**Exercise objective:** Return all lines where the word "ratio" can be found.

(Dataset records)
-- START --
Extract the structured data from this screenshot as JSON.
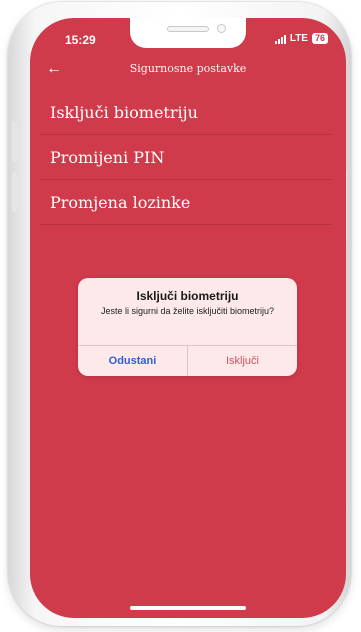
{
  "status_bar": {
    "time": "15:29",
    "network": "LTE",
    "battery": "76"
  },
  "header": {
    "back_icon": "←",
    "title": "Sigurnosne postavke"
  },
  "menu": {
    "items": [
      {
        "label": "Isključi biometriju"
      },
      {
        "label": "Promijeni PIN"
      },
      {
        "label": "Promjena lozinke"
      }
    ]
  },
  "dialog": {
    "title": "Isključi biometriju",
    "message": "Jeste li sigurni da želite isključiti biometriju?",
    "cancel_label": "Odustani",
    "confirm_label": "Isključi"
  },
  "colors": {
    "background": "#cf3b4a",
    "dialog_background": "#fde8ea",
    "cancel_text": "#2f5fd0",
    "confirm_text": "#d0525f"
  },
  "icons": {
    "back": "back-arrow-icon",
    "signal": "signal-bars-icon",
    "battery": "battery-icon"
  }
}
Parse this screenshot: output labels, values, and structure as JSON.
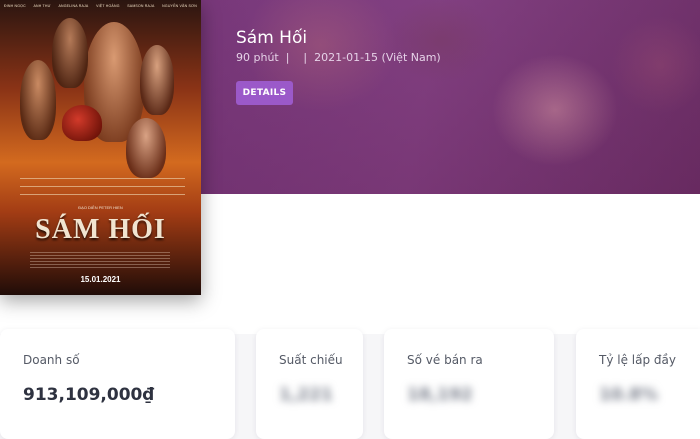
{
  "movie": {
    "title": "Sám Hối",
    "meta": "90 phút  |    |  2021-01-15 (Việt Nam)",
    "details_button": "DETAILS"
  },
  "poster": {
    "title": "SÁM HỐI",
    "director_line": "ĐẠO DIỄN PETER HIEN",
    "date": "15.01.2021",
    "cast": [
      "ĐINH NGỌC",
      "ANH THƯ",
      "ANGELINA RAJA",
      "VIỆT HOÀNG",
      "SAMSON RAJA",
      "NGUYỄN VĂN SƠN"
    ]
  },
  "stats": [
    {
      "label": "Doanh số",
      "value": "913,109,000₫"
    },
    {
      "label": "Suất chiếu",
      "value": "1,221"
    },
    {
      "label": "Số vé bán ra",
      "value": "18,192"
    },
    {
      "label": "Tỷ lệ lấp đầy",
      "value": "10.8%"
    }
  ]
}
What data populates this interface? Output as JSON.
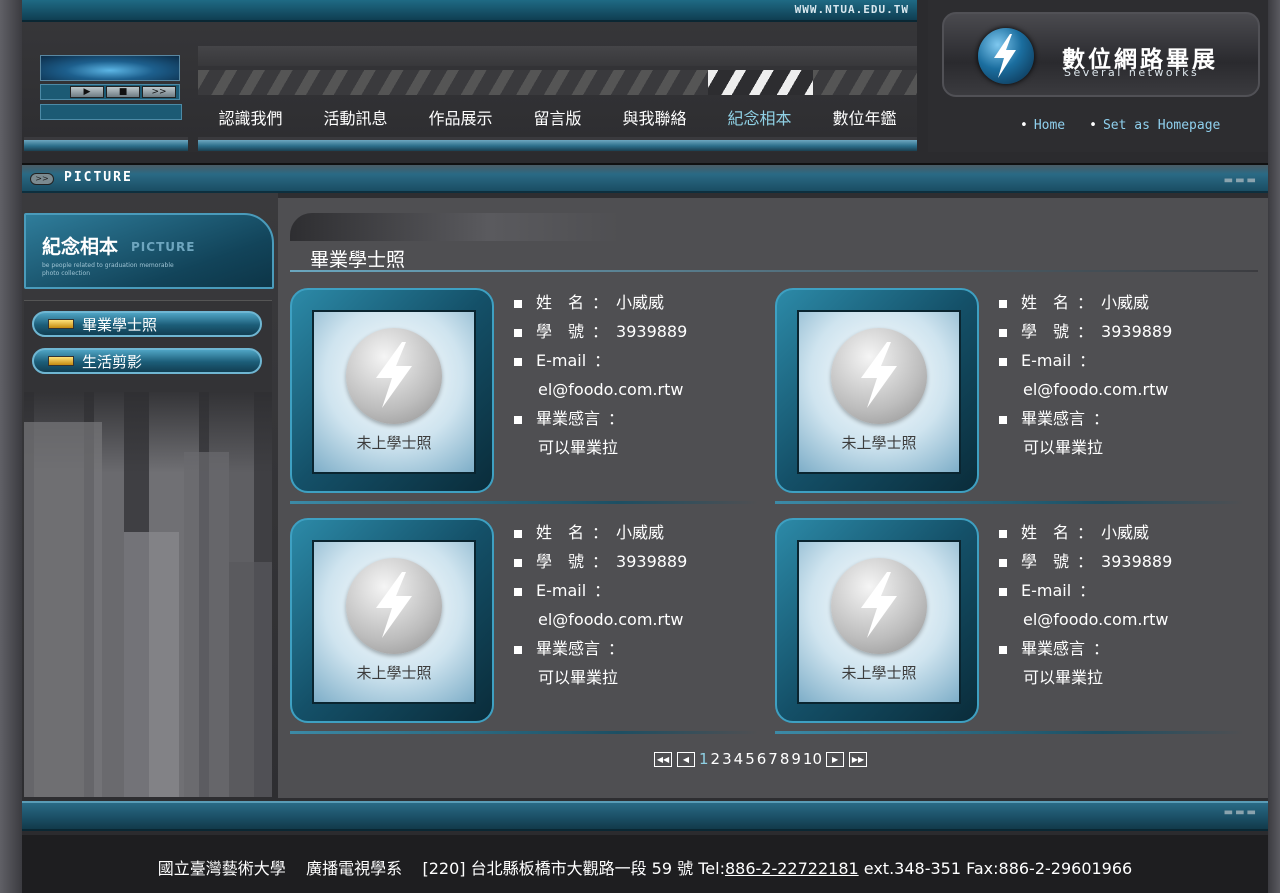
{
  "site": {
    "url": "WWW.NTUA.EDU.TW",
    "logo_title": "數位網路畢展",
    "logo_subtitle": "Several networks",
    "home_label": "Home",
    "homepage_label": "Set as Homepage"
  },
  "player": {
    "play": "▶",
    "stop": "■",
    "next": ">>"
  },
  "nav": {
    "items": [
      {
        "label": "認識我們"
      },
      {
        "label": "活動訊息"
      },
      {
        "label": "作品展示"
      },
      {
        "label": "留言版"
      },
      {
        "label": "與我聯絡"
      },
      {
        "label": "紀念相本"
      },
      {
        "label": "數位年鑑"
      }
    ],
    "active_index": 5
  },
  "title_bar": {
    "chip": ">>",
    "label": "PICTURE",
    "dashes": "▬▬▬"
  },
  "sidebar": {
    "title": "紀念相本",
    "title_en": "PICTURE",
    "fine_print": "be people related to graduation memorable photo collection",
    "items": [
      {
        "label": "畢業學士照"
      },
      {
        "label": "生活剪影"
      }
    ]
  },
  "section": {
    "title": "畢業學士照"
  },
  "cards": [
    {
      "caption": "未上學士照",
      "name_label": "姓　名",
      "name": "小威威",
      "id_label": "學　號",
      "id": "3939889",
      "email_label": "E-mail",
      "email": "el@foodo.com.rtw",
      "message_label": "畢業感言",
      "message": "可以畢業拉"
    },
    {
      "caption": "未上學士照",
      "name_label": "姓　名",
      "name": "小威威",
      "id_label": "學　號",
      "id": "3939889",
      "email_label": "E-mail",
      "email": "el@foodo.com.rtw",
      "message_label": "畢業感言",
      "message": "可以畢業拉"
    },
    {
      "caption": "未上學士照",
      "name_label": "姓　名",
      "name": "小威威",
      "id_label": "學　號",
      "id": "3939889",
      "email_label": "E-mail",
      "email": "el@foodo.com.rtw",
      "message_label": "畢業感言",
      "message": "可以畢業拉"
    },
    {
      "caption": "未上學士照",
      "name_label": "姓　名",
      "name": "小威威",
      "id_label": "學　號",
      "id": "3939889",
      "email_label": "E-mail",
      "email": "el@foodo.com.rtw",
      "message_label": "畢業感言",
      "message": "可以畢業拉"
    }
  ],
  "pager": {
    "first": "◀◀",
    "prev": "◀",
    "next": "▶",
    "last": "▶▶",
    "pages": [
      "1",
      "2",
      "3",
      "4",
      "5",
      "6",
      "7",
      "8",
      "9",
      "10"
    ],
    "current": "1"
  },
  "footer": {
    "school": "國立臺灣藝術大學",
    "department": "廣播電視學系",
    "address": "[220] 台北縣板橋市大觀路一段 59 號",
    "tel_label": "Tel:",
    "tel": "886-2-22722181",
    "ext": "ext.348-351",
    "fax": "Fax:886-2-29601966"
  },
  "colors": {
    "accent": "#8fd0e4",
    "brand_teal": "#1c5d78"
  }
}
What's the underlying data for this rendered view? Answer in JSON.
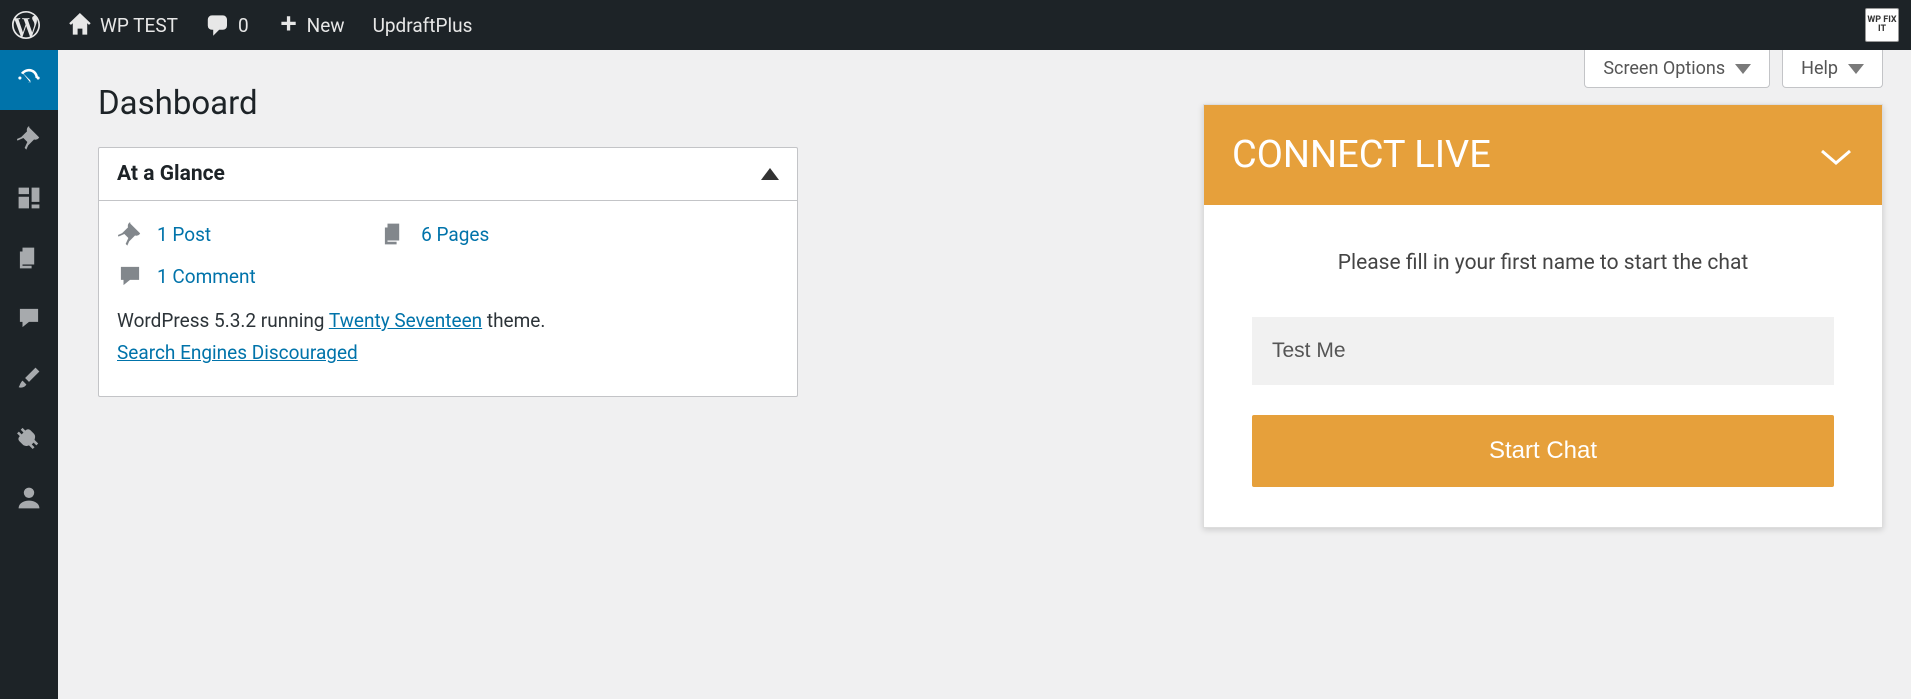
{
  "adminbar": {
    "site_name": "WP TEST",
    "comments_count": "0",
    "new_label": "New",
    "updraft_label": "UpdraftPlus",
    "wpfixit_label": "WP FIX IT"
  },
  "screen_meta": {
    "options_label": "Screen Options",
    "help_label": "Help"
  },
  "page": {
    "title": "Dashboard"
  },
  "glance": {
    "title": "At a Glance",
    "posts": "1 Post",
    "pages": "6 Pages",
    "comments": "1 Comment",
    "version_prefix": "WordPress 5.3.2 running ",
    "theme_link": "Twenty Seventeen",
    "theme_suffix": " theme.",
    "search_engines": "Search Engines Discouraged"
  },
  "connect": {
    "header": "CONNECT LIVE",
    "message": "Please fill in your first name to start the chat",
    "input_value": "Test Me",
    "button": "Start Chat"
  }
}
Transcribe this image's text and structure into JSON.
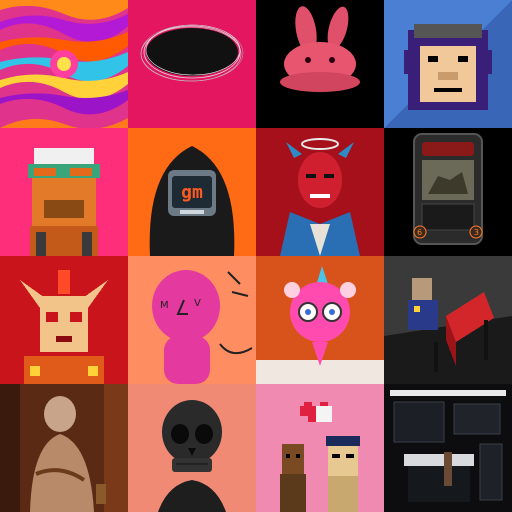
{
  "grid": {
    "tiles": [
      {
        "icon": "psychedelic-swirl-art"
      },
      {
        "icon": "black-ellipse-scribble-art"
      },
      {
        "icon": "pink-bunny-hat-art"
      },
      {
        "icon": "pixel-ape-blue-art"
      },
      {
        "icon": "pixel-ape-goggles-art"
      },
      {
        "icon": "hooded-gm-robot-art"
      },
      {
        "icon": "red-demon-angel-art"
      },
      {
        "icon": "dinosaur-card-art"
      },
      {
        "icon": "pixel-red-demon-art"
      },
      {
        "icon": "pink-doodle-figure-art"
      },
      {
        "icon": "pink-unicorn-figure-art"
      },
      {
        "icon": "pixel-character-red-chair-art"
      },
      {
        "icon": "weathered-sculpture-art"
      },
      {
        "icon": "black-skull-art"
      },
      {
        "icon": "pixel-punks-heart-art"
      },
      {
        "icon": "dark-room-interior-art"
      }
    ],
    "gm_text": "gm",
    "card_left_num": "6",
    "card_right_num": "3"
  }
}
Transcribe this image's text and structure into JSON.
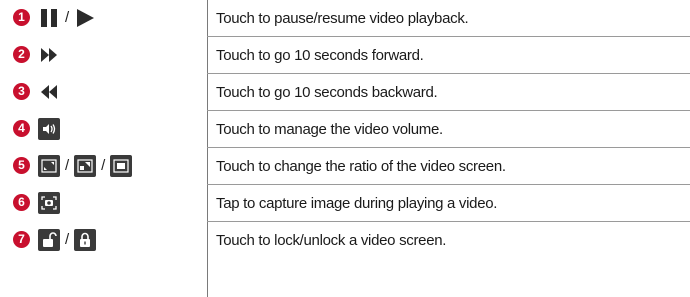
{
  "rows": [
    {
      "num": "1",
      "icons": [
        "pause-icon",
        "play-icon"
      ],
      "desc": "Touch to pause/resume video playback."
    },
    {
      "num": "2",
      "icons": [
        "fast-forward-icon"
      ],
      "desc": "Touch to go 10 seconds forward."
    },
    {
      "num": "3",
      "icons": [
        "rewind-icon"
      ],
      "desc": "Touch to go 10 seconds backward."
    },
    {
      "num": "4",
      "icons": [
        "volume-icon"
      ],
      "desc": "Touch to manage the video volume."
    },
    {
      "num": "5",
      "icons": [
        "ratio-original-icon",
        "ratio-fit-icon",
        "ratio-fill-icon"
      ],
      "desc": "Touch to change the ratio of the video screen."
    },
    {
      "num": "6",
      "icons": [
        "capture-icon"
      ],
      "desc": "Tap to capture image during playing a video."
    },
    {
      "num": "7",
      "icons": [
        "unlock-icon",
        "lock-icon"
      ],
      "desc": "Touch to lock/unlock a video screen."
    }
  ],
  "separator": "/",
  "colors": {
    "badge": "#c8102e",
    "icon_tile": "#3a3a3a"
  }
}
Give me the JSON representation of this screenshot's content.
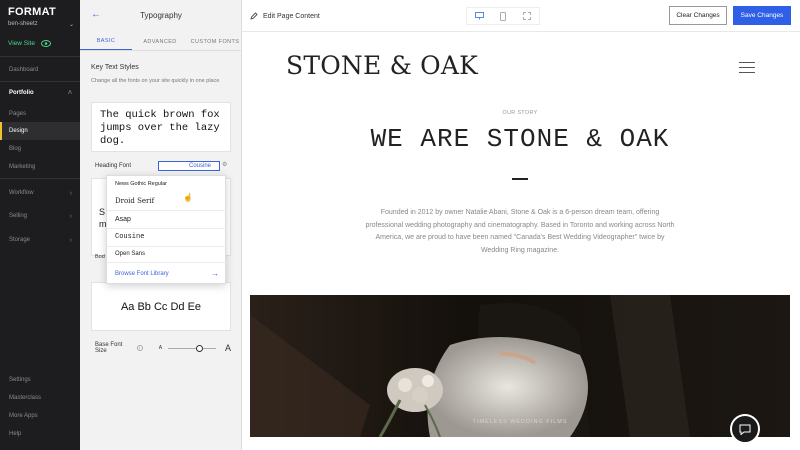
{
  "nav": {
    "logo": "FORMAT",
    "account": "ben-sheetz",
    "view_site": "View Site",
    "items": [
      {
        "label": "Dashboard"
      },
      {
        "label": "Portfolio"
      },
      {
        "label": "Pages"
      },
      {
        "label": "Design"
      },
      {
        "label": "Blog"
      },
      {
        "label": "Marketing"
      },
      {
        "label": "Workflow"
      },
      {
        "label": "Selling"
      },
      {
        "label": "Storage"
      }
    ],
    "bottom": [
      {
        "label": "Settings"
      },
      {
        "label": "Masterclass"
      },
      {
        "label": "More Apps"
      },
      {
        "label": "Help"
      }
    ]
  },
  "panel": {
    "title": "Typography",
    "tabs": [
      "BASIC",
      "ADVANCED",
      "CUSTOM FONTS"
    ],
    "section_title": "Key Text Styles",
    "section_desc": "Change all the fonts on your site quickly in one place",
    "sample_text": "The quick brown fox jumps over the lazy dog.",
    "heading_font_label": "Heading Font",
    "heading_font_value": "Cousine",
    "partial_s": "S",
    "partial_m": "m",
    "body_label_partial": "Bod",
    "sample_letters": "Aa Bb Cc Dd Ee",
    "base_font_size_label": "Base Font Size",
    "size_small": "A",
    "size_large": "A",
    "base_font_size_value": 0.65
  },
  "dropdown": {
    "options": [
      "News Gothic Regular",
      "Droid Serif",
      "Asap",
      "Cousine",
      "Open Sans"
    ],
    "browse": "Browse Font Library"
  },
  "toolbar": {
    "edit_label": "Edit Page Content",
    "clear_label": "Clear Changes",
    "save_label": "Save Changes",
    "accent": "#2e5fe6"
  },
  "site": {
    "logo": "STONE & OAK",
    "eyebrow": "OUR STORY",
    "headline": "WE ARE STONE & OAK",
    "paragraph": "Founded in 2012 by owner Natalie Abani, Stone & Oak is a 6-person dream team, offering professional wedding photography and cinematography. Based in Toronto and working across North America, we are proud to have been named \"Canada's Best Wedding Videographer\" twice by Wedding Ring magazine.",
    "photo_caption": "TIMELESS WEDDING FILMS"
  }
}
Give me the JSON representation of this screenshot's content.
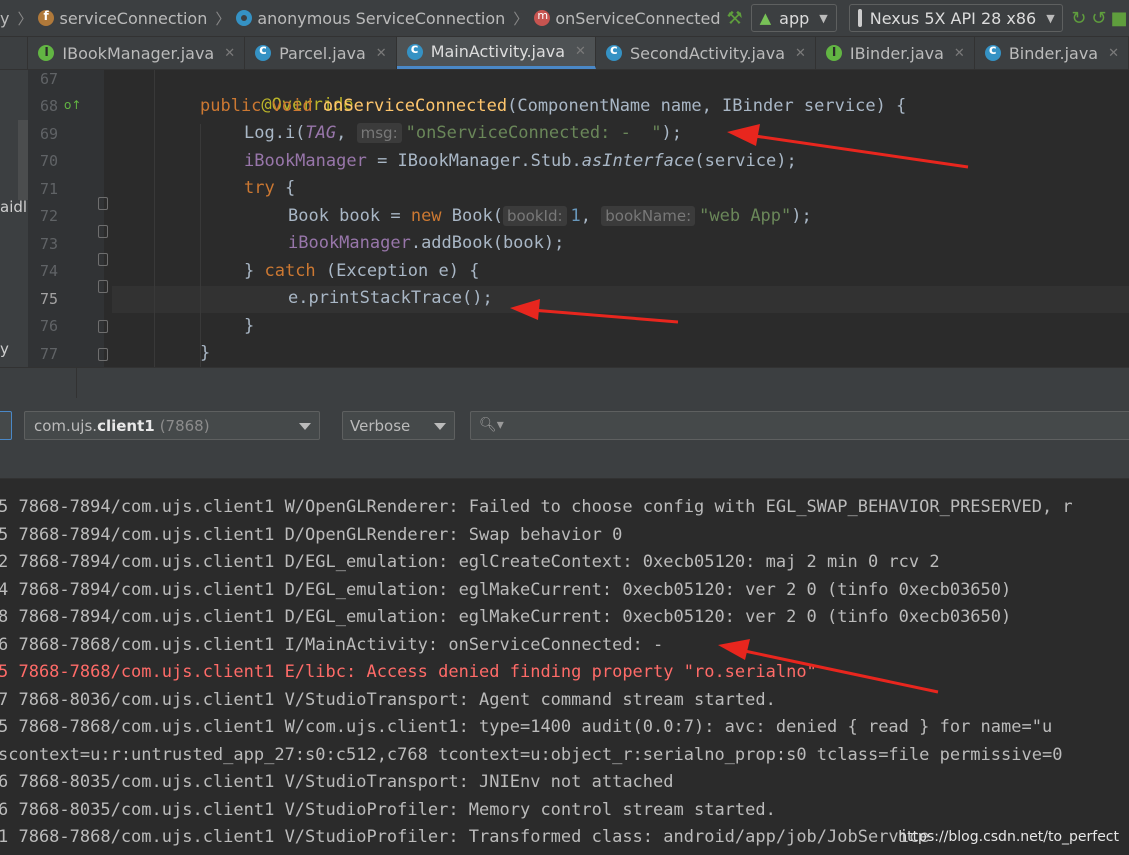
-- END --
**Problem solution:**
        "ratio-original-icon",
        "ratio-fit-icon",
        "ratio-fill-icon"
      "desc": "Touch to change the ratio of the video screen."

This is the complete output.